--- Start ---
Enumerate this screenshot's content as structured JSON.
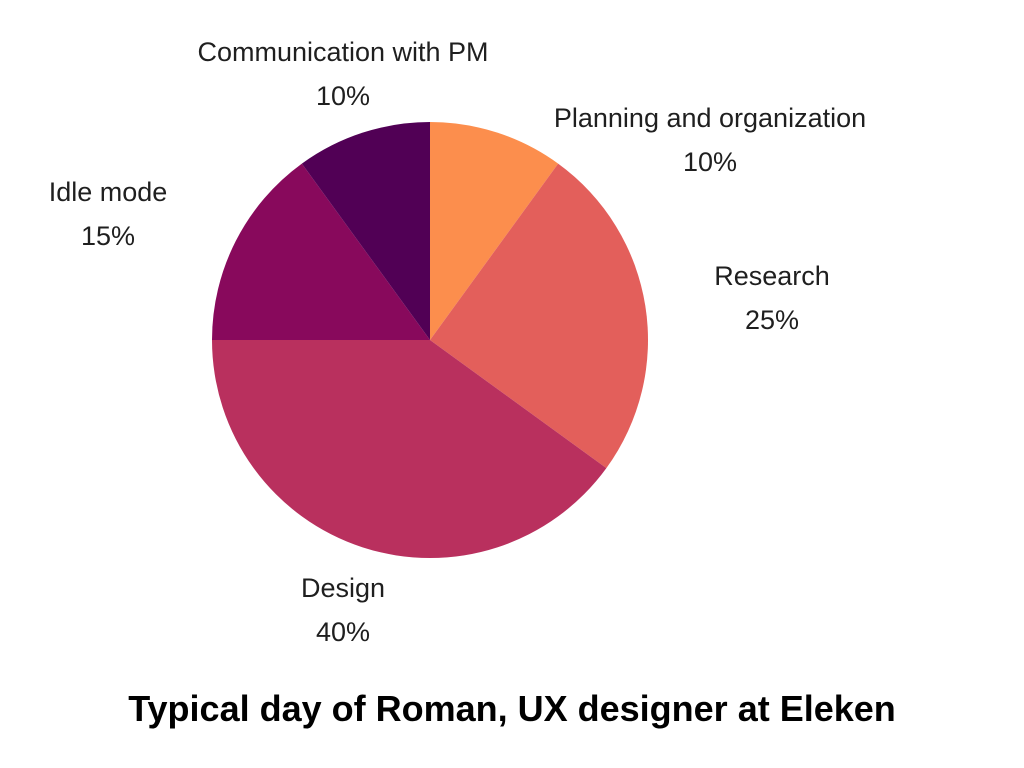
{
  "chart_data": {
    "type": "pie",
    "title": "Typical day of Roman, UX designer at Eleken",
    "slices": [
      {
        "label": "Planning and organization",
        "value": 10,
        "value_label": "10%",
        "color": "#fc8e4d"
      },
      {
        "label": "Research",
        "value": 25,
        "value_label": "25%",
        "color": "#e35f5b"
      },
      {
        "label": "Design",
        "value": 40,
        "value_label": "40%",
        "color": "#b9305e"
      },
      {
        "label": "Idle mode",
        "value": 15,
        "value_label": "15%",
        "color": "#88095c"
      },
      {
        "label": "Communication with PM",
        "value": 10,
        "value_label": "10%",
        "color": "#510055"
      }
    ],
    "start_angle": "12 o'clock",
    "direction": "clockwise",
    "legend": "none"
  }
}
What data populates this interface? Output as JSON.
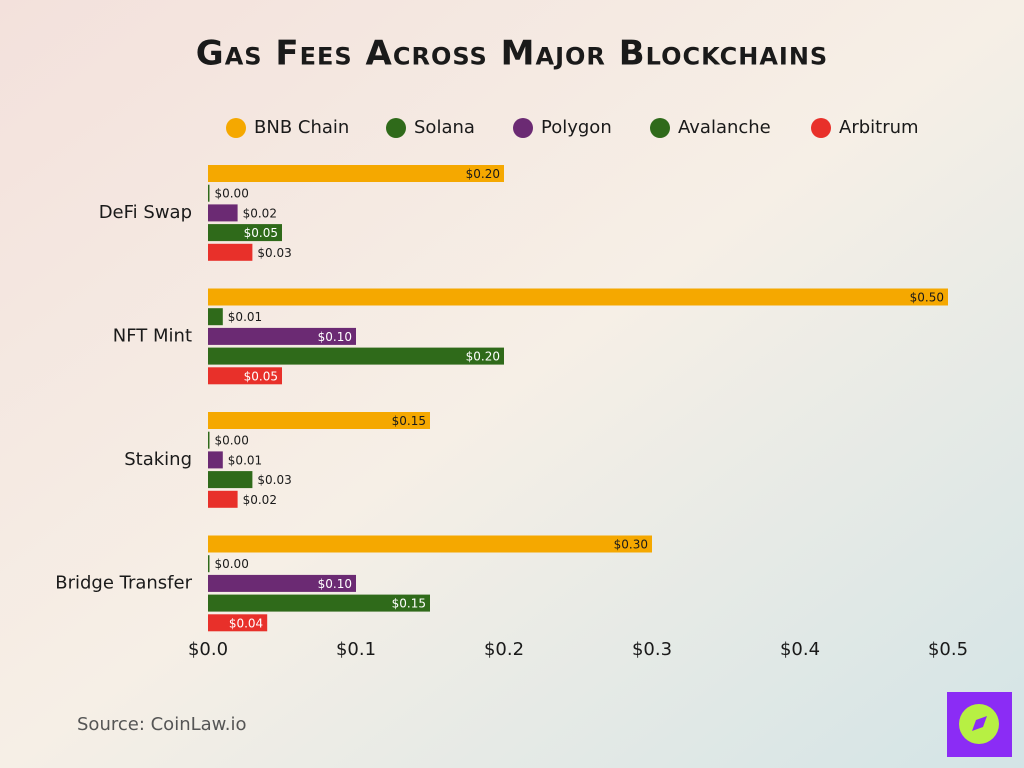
{
  "chart_data": {
    "type": "bar",
    "orientation": "horizontal",
    "title": "Gas Fees Across Major Blockchains",
    "categories": [
      "DeFi Swap",
      "NFT Mint",
      "Staking",
      "Bridge Transfer"
    ],
    "series": [
      {
        "name": "BNB Chain",
        "color": "#f5a800",
        "values": [
          0.2,
          0.5,
          0.15,
          0.3
        ],
        "value_labels": [
          "$0.20",
          "$0.50",
          "$0.15",
          "$0.30"
        ]
      },
      {
        "name": "Solana",
        "color": "#2f6a1a",
        "values": [
          0.001,
          0.01,
          0.001,
          0.001
        ],
        "value_labels": [
          "$0.00",
          "$0.01",
          "$0.00",
          "$0.00"
        ]
      },
      {
        "name": "Polygon",
        "color": "#6b2a73",
        "values": [
          0.02,
          0.1,
          0.01,
          0.1
        ],
        "value_labels": [
          "$0.02",
          "$0.10",
          "$0.01",
          "$0.10"
        ]
      },
      {
        "name": "Avalanche",
        "color": "#2f6a1a",
        "values": [
          0.05,
          0.2,
          0.03,
          0.15
        ],
        "value_labels": [
          "$0.05",
          "$0.20",
          "$0.03",
          "$0.15"
        ]
      },
      {
        "name": "Arbitrum",
        "color": "#e8302a",
        "values": [
          0.03,
          0.05,
          0.02,
          0.04
        ],
        "value_labels": [
          "$0.03",
          "$0.05",
          "$0.02",
          "$0.04"
        ]
      }
    ],
    "xlim": [
      0,
      0.5
    ],
    "xticks": [
      {
        "value": 0,
        "label": "$0.0"
      },
      {
        "value": 0.1,
        "label": "$0.1"
      },
      {
        "value": 0.2,
        "label": "$0.2"
      },
      {
        "value": 0.3,
        "label": "$0.3"
      },
      {
        "value": 0.4,
        "label": "$0.4"
      },
      {
        "value": 0.5,
        "label": "$0.5"
      }
    ],
    "legend": "top",
    "source": "Source: CoinLaw.io"
  }
}
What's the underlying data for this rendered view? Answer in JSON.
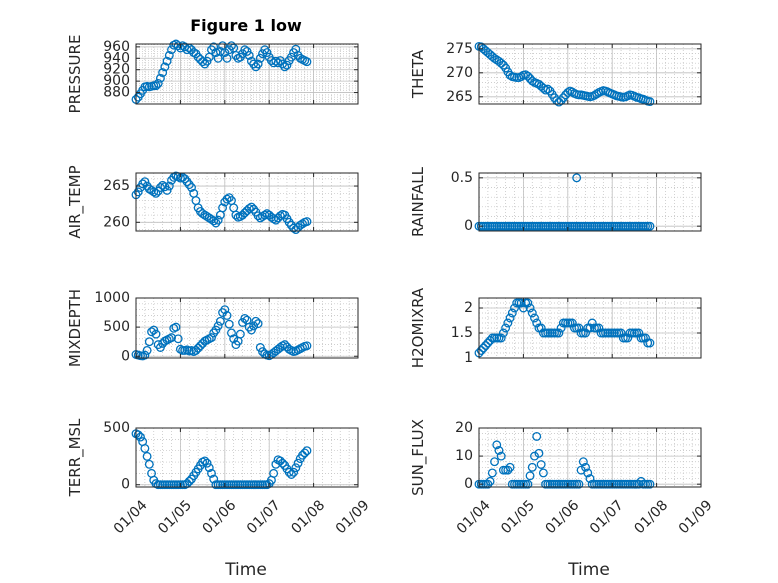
--- End ---
= WRITTEN INSTRUCTION =
Leave the pictures out and output the rest of the listing exactly.

= RESPONSE =
Enumerate this screenshot's content as structured JSON.
{
  "chart_data": {
    "type": "pie",
    "title": "Typical day of Roman, UX designer at Eleken",
    "slices": [
      {
        "label": "Planning and organization",
        "value": 10,
        "value_label": "10%",
        "color": "#fc8e4d"
      },
      {
        "label": "Research",
        "value": 25,
        "value_label": "25%",
        "color": "#e35f5b"
      },
      {
        "label": "Design",
        "value": 40,
        "value_label": "40%",
        "color": "#b9305e"
      },
      {
        "label": "Idle mode",
        "value": 15,
        "value_label": "15%",
        "color": "#88095c"
      },
      {
        "label": "Communication with PM",
        "value": 10,
        "value_label": "10%",
        "color": "#510055"
      }
    ],
    "start_angle": "12 o'clock",
    "direction": "clockwise",
    "legend": "none"
  }
}
What data populates this interface? Output as JSON.
{
  "chart_data": {
    "type": "bar",
    "orientation": "horizontal",
    "title": "Gas Fees Across Major Blockchains",
    "categories": [
      "DeFi Swap",
      "NFT Mint",
      "Staking",
      "Bridge Transfer"
    ],
    "series": [
      {
        "name": "BNB Chain",
        "color": "#f5a800",
        "values": [
          0.2,
          0.5,
          0.15,
          0.3
        ],
        "value_labels": [
          "$0.20",
          "$0.50",
          "$0.15",
          "$0.30"
        ]
      },
      {
        "name": "Solana",
        "color": "#2f6a1a",
        "values": [
          0.001,
          0.01,
          0.001,
          0.001
        ],
        "value_labels": [
          "$0.00",
          "$0.01",
          "$0.00",
          "$0.00"
        ]
      },
      {
        "name": "Polygon",
        "color": "#6b2a73",
        "values": [
          0.02,
          0.1,
          0.01,
          0.1
        ],
        "value_labels": [
          "$0.02",
          "$0.10",
          "$0.01",
          "$0.10"
        ]
      },
      {
        "name": "Avalanche",
        "color": "#2f6a1a",
        "values": [
          0.05,
          0.2,
          0.03,
          0.15
        ],
        "value_labels": [
          "$0.05",
          "$0.20",
          "$0.03",
          "$0.15"
        ]
      },
      {
        "name": "Arbitrum",
        "color": "#e8302a",
        "values": [
          0.03,
          0.05,
          0.02,
          0.04
        ],
        "value_labels": [
          "$0.03",
          "$0.05",
          "$0.02",
          "$0.04"
        ]
      }
    ],
    "xlim": [
      0,
      0.5
    ],
    "xticks": [
      {
        "value": 0,
        "label": "$0.0"
      },
      {
        "value": 0.1,
        "label": "$0.1"
      },
      {
        "value": 0.2,
        "label": "$0.2"
      },
      {
        "value": 0.3,
        "label": "$0.3"
      },
      {
        "value": 0.4,
        "label": "$0.4"
      },
      {
        "value": 0.5,
        "label": "$0.5"
      }
    ],
    "legend": "top",
    "source": "Source: CoinLaw.io"
  }
}
What's the underlying data for this rendered view? Answer in JSON.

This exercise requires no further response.